TASKS TO PERFORM:
1. Quote everything in the Zillow regression project description from "1. A report" down to "driving the errors.".
2. Write the next part of the Zillow regression project description, starting right after its last sentence.

QUOTED PASSAGE:
# Regression Project

## Project Overview

### Background: 

Zillow wants to improve their Zestimate.  The zestimate is estimated value of a home.  Zillow theorizes that there is more information to be gained to improve its existing model.  Because of that, Zillow wants you to develop a model to predict the error between the Zestimate and the sales price of a home.  In predicting the error, you will discover features that will help them improve the Zestimate estimate itself.  Your goal of this project is to develop a linear regression model that will best predict the log error of the Zestimate.  The error is the difference of the sales price and the Zestimate.  The log error is computed by taking the log function of that error.  You don't need to worry about the fact that the error is of a logarithmic function.  It is a continuous number that represents an error rate. 

### Your deliverables:

1. A report (in the form of a presentation, both verbal and through a slides) that summarizes your findings about the drivers of the Zestimate error.  This will be come from the analysis you do during the exploration phase of the pipeline.  In the report, you will have charts that visually tell the story of what is driving the errors.

MATERIAL PROVIDED:
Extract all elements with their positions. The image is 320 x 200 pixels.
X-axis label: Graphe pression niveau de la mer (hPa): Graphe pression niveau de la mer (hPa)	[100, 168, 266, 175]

OUTPUTS FOR THE TASKS:
1.
1. A report (in the form of a presentation, both verbal and through a slides) that summarizes your findings about the drivers of the Zestimate error.  This will be come from the analysis you do during the exploration phase of the pipeline.  In the report, you will have charts that visually tell the story of what is driving the errors.

2.
2. A Jupyter notebook, titled 'Regression_Proj_YourName', that contains a clearly labeled section and code clearly documented for each the stages below (project planning, data acquisition, data prep, exploration, and modeling).  All of the work will take place in your jupyter notebook. 


## Project Planning

You will use the available data dictionary to understand the fields.  During the Project Planning stage, you will want to document the meaning of the fields you will be using (see below for list of fields).   You will want to brainstorm how you plan to go about this, especially your thoughts around your analysis, any hypotheses you might have, ideas about what might matter, what might not.  This part, in the real world, is for you and maybe your co-workers only.  Grammer, technicalities, etc. do not matter here.  It is about creating a plan so that you know when you go off course and get lost in the weeds.  You will likely not follow your plan exactly, which is why it is important to clearly state your goal.  That way when you get a bit lost, you can quickly refer to the goal and ask, "Is what I'm doing now the best use of my time to help me achieve my goal?"

Also in this step, prepare your environment with the Python libraries you will need throughout your project.  You may need to go back and add more as you go.  


1. Your goal clearly stated.  Why?  So that when you get a bit lost, you can quickly refer to the goal and ask, "Is what I'm doing now the best use of my time to help me achieve my goal?"

2. Your deliverables clearly stated, so you know when you are done!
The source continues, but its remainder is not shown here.